(Data records)
+--

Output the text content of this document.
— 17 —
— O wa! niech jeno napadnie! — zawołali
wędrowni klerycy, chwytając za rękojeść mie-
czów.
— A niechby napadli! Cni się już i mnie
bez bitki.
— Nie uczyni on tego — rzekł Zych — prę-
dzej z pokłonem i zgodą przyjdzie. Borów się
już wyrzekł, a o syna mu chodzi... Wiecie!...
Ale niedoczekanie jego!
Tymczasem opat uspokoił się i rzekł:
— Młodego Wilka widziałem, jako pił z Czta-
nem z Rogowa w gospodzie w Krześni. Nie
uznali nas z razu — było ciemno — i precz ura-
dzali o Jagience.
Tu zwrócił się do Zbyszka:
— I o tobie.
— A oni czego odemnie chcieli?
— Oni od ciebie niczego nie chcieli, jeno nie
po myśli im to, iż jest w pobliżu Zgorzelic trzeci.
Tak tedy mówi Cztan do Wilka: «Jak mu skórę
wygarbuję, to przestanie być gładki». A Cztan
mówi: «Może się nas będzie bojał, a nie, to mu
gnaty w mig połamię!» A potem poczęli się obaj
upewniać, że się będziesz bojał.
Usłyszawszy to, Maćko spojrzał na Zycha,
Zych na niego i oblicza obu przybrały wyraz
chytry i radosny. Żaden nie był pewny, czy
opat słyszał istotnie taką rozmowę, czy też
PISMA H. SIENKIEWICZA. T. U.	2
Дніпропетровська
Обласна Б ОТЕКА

+--

What you are asked to do
Copy out the material word for word and line for line.

Correct response
Output the text content of this document.
— 17 —
— O wa! niech jeno napadnie! — zawołali
wędrowni klerycy, chwytając za rękojeść mie-
czów.
— A niechby napadli! Cni się już i mnie
bez bitki.
— Nie uczyni on tego — rzekł Zych — prę-
dzej z pokłonem i zgodą przyjdzie. Borów się
już wyrzekł, a o syna mu chodzi... Wiecie!...
Ale niedoczekanie jego!
Tymczasem opat uspokoił się i rzekł:
— Młodego Wilka widziałem, jako pił z Czta-
nem z Rogowa w gospodzie w Krześni. Nie
uznali nas z razu — było ciemno — i precz ura-
dzali o Jagience.
Tu zwrócił się do Zbyszka:
— I o tobie.
— A oni czego odemnie chcieli?
— Oni od ciebie niczego nie chcieli, jeno nie
po myśli im to, iż jest w pobliżu Zgorzelic trzeci.
Tak tedy mówi Cztan do Wilka: «Jak mu skórę
wygarbuję, to przestanie być gładki». A Cztan
mówi: «Może się nas będzie bojał, a nie, to mu
gnaty w mig połamię!» A potem poczęli się obaj
upewniać, że się będziesz bojał.
Usłyszawszy to, Maćko spojrzał na Zycha,
Zych na niego i oblicza obu przybrały wyraz
chytry i radosny. Żaden nie był pewny, czy
opat słyszał istotnie taką rozmowę, czy też
PISMA H. SIENKIEWICZA. T. U.	2
Дніпропетровська
Обласна Б ОТЕКА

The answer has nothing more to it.